━━ Available records

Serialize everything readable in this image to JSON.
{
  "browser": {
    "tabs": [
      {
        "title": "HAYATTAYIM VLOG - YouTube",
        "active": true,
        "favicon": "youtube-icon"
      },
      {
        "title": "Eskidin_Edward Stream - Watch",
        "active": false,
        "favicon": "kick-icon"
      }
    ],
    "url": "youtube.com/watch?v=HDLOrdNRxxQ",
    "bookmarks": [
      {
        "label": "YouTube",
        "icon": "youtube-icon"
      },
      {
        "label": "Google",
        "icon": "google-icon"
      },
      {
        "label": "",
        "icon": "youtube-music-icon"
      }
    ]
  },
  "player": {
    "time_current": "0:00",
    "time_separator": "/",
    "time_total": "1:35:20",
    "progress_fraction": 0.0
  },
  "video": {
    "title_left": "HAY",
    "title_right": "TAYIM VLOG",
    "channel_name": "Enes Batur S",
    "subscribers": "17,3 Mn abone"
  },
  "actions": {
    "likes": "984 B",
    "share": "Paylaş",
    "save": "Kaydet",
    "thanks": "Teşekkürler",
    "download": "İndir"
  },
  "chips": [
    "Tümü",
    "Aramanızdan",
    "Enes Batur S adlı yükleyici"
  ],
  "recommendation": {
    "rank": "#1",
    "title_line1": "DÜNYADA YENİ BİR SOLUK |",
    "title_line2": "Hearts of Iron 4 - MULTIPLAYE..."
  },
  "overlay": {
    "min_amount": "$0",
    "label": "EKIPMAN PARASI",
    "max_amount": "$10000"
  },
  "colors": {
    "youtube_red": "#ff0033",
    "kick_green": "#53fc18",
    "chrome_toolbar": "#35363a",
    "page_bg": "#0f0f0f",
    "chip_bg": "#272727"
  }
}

━━━━

* [Task instructions]: All lines of the data above that include the word "VLOG" must be shown.

* [Solution for this task]:
        "title": "HAYATTAYIM VLOG - YouTube",
    "title_right": "TAYIM VLOG",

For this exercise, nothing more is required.